## [RAW DATA]
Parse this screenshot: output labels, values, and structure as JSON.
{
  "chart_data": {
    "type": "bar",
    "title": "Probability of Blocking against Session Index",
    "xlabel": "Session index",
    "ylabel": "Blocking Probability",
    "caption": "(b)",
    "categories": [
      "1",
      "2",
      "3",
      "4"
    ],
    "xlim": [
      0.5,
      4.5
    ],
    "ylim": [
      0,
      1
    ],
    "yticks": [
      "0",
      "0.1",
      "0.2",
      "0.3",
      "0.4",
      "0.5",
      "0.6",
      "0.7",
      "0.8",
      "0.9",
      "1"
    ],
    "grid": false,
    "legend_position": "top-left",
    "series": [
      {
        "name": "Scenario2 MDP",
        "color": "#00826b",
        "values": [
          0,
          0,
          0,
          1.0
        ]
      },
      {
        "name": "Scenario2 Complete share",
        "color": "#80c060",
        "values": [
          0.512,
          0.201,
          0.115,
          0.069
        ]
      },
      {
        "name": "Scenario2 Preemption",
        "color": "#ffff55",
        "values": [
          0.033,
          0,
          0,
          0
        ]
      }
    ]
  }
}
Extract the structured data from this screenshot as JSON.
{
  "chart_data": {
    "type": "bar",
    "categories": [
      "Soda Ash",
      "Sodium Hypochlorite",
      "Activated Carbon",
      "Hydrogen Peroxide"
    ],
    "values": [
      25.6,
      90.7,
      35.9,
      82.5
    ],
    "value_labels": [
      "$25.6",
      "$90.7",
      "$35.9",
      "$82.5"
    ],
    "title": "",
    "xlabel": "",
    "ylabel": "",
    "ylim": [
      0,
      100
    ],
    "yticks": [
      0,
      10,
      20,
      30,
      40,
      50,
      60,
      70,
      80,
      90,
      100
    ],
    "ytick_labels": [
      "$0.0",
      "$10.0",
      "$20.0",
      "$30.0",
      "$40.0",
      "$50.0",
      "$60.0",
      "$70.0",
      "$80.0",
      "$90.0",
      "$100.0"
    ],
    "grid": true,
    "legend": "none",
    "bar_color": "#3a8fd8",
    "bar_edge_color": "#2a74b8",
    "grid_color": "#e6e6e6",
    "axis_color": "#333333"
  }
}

## [DIRECTIONS FOR THIS TASK]
Report only the count of lines that include the string "JSON".

## [ANSWER BELOW]
2